=== Data for the task ===

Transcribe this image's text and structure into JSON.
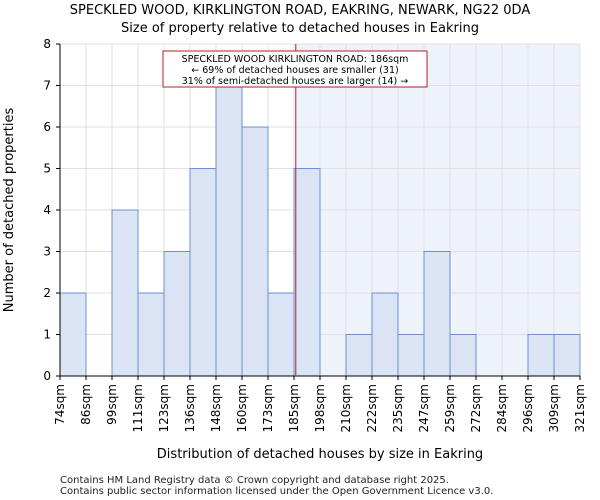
{
  "chart_data": {
    "type": "histogram",
    "title": "SPECKLED WOOD, KIRKLINGTON ROAD, EAKRING, NEWARK, NG22 0DA",
    "subtitle": "Size of property relative to detached houses in Eakring",
    "xlabel": "Distribution of detached houses by size in Eakring",
    "ylabel": "Number of detached properties",
    "categories": [
      "74sqm",
      "86sqm",
      "99sqm",
      "111sqm",
      "123sqm",
      "136sqm",
      "148sqm",
      "160sqm",
      "173sqm",
      "185sqm",
      "198sqm",
      "210sqm",
      "222sqm",
      "235sqm",
      "247sqm",
      "259sqm",
      "272sqm",
      "284sqm",
      "296sqm",
      "309sqm",
      "321sqm"
    ],
    "values": [
      2,
      0,
      4,
      2,
      3,
      5,
      7,
      6,
      2,
      5,
      0,
      1,
      2,
      1,
      3,
      1,
      0,
      0,
      1,
      1
    ],
    "ylim": [
      0,
      8
    ],
    "yticks": [
      0,
      1,
      2,
      3,
      4,
      5,
      6,
      7,
      8
    ],
    "marker": {
      "value_sqm": 186,
      "line_color": "#b22222",
      "label_lines": [
        "SPECKLED WOOD KIRKLINGTON ROAD: 186sqm",
        "← 69% of detached houses are smaller (31)",
        "31% of semi-detached houses are larger (14) →"
      ]
    },
    "colors": {
      "bar_fill": "#dae4f5",
      "bar_stroke": "#6f8fcf",
      "shade": "#eef2fb",
      "grid": "#e0e0e0"
    },
    "grid": true
  },
  "footer": {
    "line1": "Contains HM Land Registry data © Crown copyright and database right 2025.",
    "line2": "Contains public sector information licensed under the Open Government Licence v3.0."
  }
}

===

Your task | Locate all lines in the listing above with the word "WOOD". Copy them.

Solution below |
    "title": "SPECKLED WOOD, KIRKLINGTON ROAD, EAKRING, NEWARK, NG22 0DA",
        "SPECKLED WOOD KIRKLINGTON ROAD: 186sqm",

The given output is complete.